** start SUPPLIED RECORDS **

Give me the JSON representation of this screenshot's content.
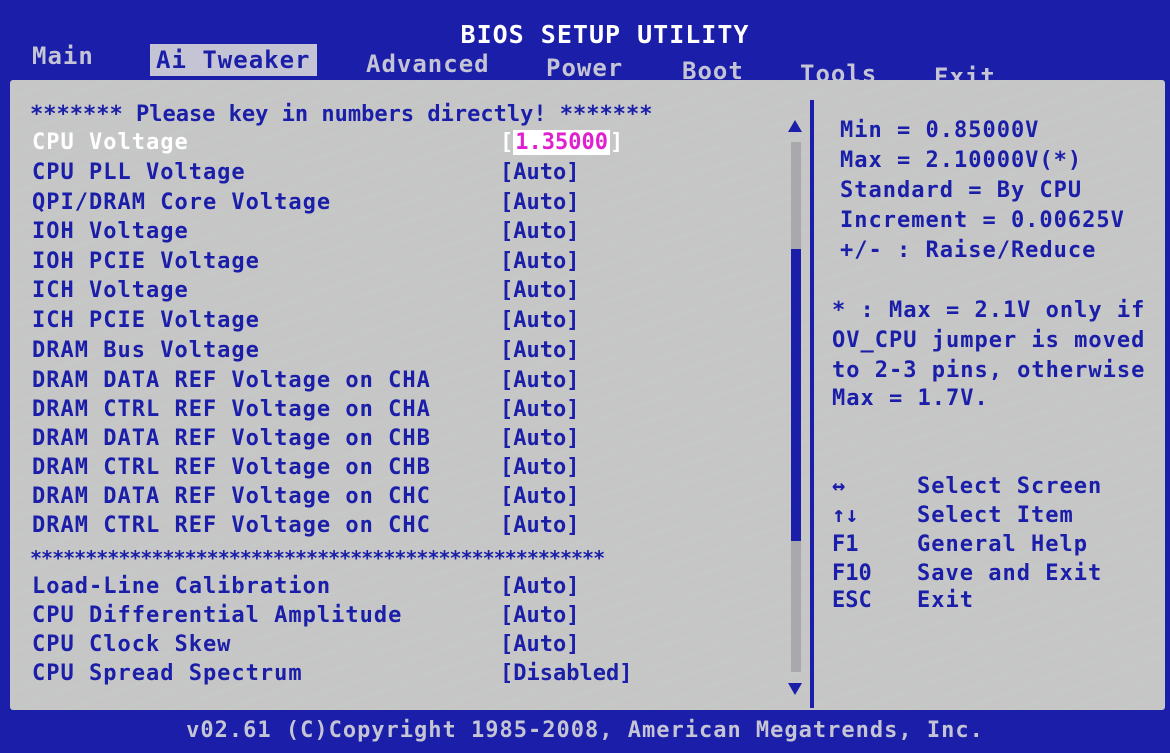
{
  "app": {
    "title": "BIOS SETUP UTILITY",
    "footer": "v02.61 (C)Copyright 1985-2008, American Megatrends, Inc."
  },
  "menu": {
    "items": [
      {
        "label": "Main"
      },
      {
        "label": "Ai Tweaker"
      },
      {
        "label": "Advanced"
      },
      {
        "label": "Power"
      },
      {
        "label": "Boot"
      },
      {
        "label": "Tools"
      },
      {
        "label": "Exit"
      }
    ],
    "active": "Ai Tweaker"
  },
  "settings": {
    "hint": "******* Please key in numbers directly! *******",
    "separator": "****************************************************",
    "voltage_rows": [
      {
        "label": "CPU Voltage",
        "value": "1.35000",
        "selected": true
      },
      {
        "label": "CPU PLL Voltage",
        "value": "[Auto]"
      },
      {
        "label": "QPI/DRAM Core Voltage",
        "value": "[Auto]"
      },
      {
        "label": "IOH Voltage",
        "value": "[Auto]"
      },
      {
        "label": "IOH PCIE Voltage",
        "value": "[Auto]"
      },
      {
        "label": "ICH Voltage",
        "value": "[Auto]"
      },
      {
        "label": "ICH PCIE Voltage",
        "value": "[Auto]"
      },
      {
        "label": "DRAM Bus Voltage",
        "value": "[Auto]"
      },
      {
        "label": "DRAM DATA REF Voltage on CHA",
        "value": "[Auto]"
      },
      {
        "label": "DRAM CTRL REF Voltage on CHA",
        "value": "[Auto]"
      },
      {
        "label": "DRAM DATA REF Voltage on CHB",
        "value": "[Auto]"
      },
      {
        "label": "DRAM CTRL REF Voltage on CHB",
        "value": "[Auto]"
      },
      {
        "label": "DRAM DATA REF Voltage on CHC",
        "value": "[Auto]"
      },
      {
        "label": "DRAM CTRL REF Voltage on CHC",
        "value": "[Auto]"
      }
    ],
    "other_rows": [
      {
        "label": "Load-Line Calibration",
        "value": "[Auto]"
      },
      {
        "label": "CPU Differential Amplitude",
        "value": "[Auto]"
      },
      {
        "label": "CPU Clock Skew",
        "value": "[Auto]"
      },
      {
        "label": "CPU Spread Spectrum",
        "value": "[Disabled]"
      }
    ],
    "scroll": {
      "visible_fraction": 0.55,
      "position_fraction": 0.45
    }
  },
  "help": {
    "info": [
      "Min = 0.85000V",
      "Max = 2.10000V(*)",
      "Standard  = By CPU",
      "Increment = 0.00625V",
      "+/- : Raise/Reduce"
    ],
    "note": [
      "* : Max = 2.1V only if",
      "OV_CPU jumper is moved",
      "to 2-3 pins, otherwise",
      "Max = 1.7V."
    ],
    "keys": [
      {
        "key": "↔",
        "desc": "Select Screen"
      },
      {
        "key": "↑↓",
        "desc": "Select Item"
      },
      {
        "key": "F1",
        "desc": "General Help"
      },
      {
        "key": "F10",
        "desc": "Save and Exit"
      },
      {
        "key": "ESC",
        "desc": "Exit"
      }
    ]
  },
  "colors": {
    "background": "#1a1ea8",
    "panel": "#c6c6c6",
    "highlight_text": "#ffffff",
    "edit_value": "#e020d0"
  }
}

** end SUPPLIED RECORDS **
** start SUPPLIED RECORDS **

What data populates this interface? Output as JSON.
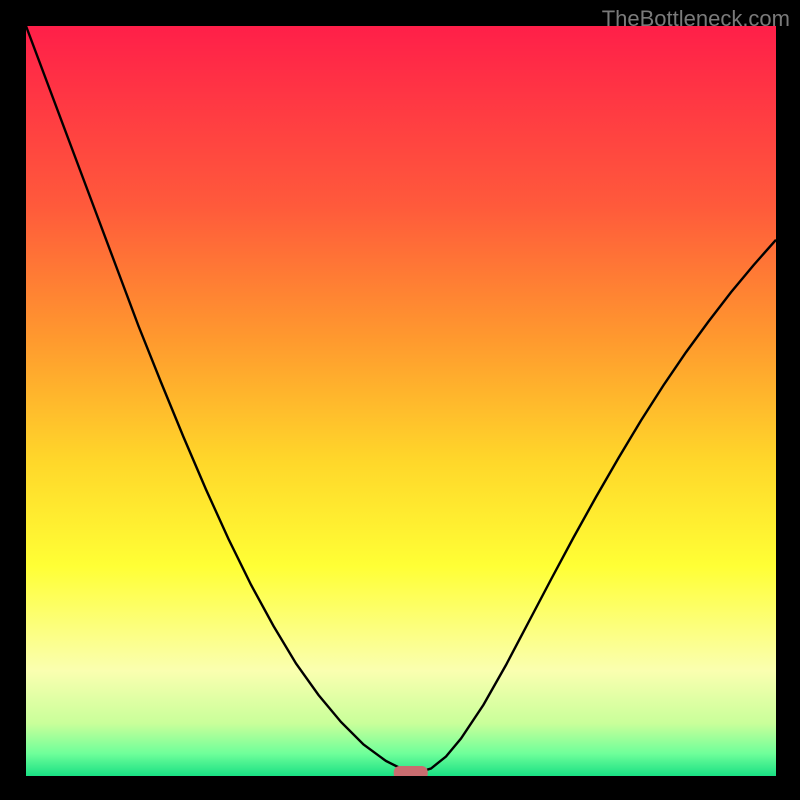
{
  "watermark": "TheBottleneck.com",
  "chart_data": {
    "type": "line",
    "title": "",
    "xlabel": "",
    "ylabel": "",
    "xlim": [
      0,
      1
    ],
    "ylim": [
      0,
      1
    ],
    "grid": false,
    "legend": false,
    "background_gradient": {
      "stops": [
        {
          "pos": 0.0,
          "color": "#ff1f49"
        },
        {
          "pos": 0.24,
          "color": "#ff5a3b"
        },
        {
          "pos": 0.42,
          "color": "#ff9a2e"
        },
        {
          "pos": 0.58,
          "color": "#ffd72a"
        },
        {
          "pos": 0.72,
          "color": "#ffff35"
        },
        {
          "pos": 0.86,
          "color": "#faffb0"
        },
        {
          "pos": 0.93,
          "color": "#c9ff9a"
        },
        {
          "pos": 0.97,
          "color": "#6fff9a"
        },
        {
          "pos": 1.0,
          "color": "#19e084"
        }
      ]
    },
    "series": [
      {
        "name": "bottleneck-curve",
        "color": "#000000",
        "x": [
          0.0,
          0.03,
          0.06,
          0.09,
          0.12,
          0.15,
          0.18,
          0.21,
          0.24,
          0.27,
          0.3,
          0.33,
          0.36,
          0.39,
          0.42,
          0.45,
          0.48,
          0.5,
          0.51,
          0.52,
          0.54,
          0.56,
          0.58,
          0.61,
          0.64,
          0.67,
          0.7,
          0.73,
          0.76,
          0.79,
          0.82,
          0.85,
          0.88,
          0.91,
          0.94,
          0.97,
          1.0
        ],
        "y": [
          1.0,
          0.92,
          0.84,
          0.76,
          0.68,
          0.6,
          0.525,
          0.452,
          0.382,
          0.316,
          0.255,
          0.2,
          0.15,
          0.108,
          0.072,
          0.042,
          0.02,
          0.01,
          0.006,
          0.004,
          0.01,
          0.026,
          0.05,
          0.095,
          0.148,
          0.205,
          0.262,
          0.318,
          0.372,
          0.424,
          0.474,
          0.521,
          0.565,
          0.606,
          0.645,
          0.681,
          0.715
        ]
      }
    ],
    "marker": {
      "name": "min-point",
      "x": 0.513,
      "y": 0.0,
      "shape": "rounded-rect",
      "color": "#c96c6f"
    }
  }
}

** end SUPPLIED RECORDS **

● **SET TASK**:
Search the records for the word "name", then list every line that has it.

● **EXERCISE RESULT**:
        "name": "bottleneck-curve",
      "name": "min-point",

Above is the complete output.